# GIVEN PROBLEM
Count the lines below that contain the word "프로그램" and give only the number.

# ITEMS
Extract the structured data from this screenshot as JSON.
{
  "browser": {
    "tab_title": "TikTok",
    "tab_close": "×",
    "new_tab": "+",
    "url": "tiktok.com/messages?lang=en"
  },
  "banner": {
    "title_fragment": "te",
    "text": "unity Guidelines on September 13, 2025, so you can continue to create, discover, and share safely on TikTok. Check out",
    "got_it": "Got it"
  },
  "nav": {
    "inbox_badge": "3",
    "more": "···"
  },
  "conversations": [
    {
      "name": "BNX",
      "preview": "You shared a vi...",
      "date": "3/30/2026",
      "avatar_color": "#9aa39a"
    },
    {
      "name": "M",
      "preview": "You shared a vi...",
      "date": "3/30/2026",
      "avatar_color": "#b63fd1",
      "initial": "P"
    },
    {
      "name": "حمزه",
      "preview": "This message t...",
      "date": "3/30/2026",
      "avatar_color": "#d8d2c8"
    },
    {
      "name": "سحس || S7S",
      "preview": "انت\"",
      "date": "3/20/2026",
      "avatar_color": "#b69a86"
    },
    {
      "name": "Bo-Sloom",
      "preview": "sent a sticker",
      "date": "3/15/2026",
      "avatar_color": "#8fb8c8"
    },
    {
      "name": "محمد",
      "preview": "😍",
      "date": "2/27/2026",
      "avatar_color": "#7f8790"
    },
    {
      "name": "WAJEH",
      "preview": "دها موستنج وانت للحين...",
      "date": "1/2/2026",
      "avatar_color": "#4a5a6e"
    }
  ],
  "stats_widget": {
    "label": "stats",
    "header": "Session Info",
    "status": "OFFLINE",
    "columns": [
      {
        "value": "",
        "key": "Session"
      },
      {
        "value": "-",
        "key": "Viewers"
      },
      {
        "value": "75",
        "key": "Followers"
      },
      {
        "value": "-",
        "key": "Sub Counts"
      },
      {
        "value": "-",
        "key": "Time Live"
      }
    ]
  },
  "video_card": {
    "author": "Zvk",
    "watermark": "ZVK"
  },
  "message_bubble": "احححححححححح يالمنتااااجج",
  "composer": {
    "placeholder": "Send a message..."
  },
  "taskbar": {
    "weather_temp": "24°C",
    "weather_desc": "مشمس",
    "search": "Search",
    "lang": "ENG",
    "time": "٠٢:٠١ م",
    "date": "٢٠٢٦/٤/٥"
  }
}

* * *

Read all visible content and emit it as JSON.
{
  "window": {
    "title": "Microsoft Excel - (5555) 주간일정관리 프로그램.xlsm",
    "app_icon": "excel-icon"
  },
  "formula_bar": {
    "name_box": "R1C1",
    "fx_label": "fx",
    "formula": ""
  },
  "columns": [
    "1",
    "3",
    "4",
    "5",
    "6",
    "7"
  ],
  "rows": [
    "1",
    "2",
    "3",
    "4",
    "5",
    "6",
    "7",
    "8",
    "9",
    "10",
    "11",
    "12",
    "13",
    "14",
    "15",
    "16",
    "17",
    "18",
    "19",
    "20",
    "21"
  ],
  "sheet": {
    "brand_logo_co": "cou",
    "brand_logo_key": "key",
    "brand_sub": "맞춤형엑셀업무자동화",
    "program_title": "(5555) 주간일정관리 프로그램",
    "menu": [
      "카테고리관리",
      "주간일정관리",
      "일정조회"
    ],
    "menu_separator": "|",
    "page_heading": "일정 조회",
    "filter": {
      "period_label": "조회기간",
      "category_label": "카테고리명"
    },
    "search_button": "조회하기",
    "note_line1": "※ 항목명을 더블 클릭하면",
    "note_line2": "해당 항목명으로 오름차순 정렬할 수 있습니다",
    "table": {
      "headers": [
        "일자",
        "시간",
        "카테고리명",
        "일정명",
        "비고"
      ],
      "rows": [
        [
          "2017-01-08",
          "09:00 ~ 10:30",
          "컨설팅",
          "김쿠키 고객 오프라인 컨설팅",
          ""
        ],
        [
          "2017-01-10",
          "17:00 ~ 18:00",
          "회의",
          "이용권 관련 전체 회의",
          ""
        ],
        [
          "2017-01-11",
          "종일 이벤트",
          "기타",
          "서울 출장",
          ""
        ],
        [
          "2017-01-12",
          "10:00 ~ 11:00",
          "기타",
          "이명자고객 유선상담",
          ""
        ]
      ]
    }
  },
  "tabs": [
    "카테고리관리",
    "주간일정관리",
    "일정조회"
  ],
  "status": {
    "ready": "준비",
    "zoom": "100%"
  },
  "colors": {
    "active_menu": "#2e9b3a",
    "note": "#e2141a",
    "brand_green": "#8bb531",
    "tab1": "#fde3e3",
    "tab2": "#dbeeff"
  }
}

# RESPONSE TO THIS TASK
2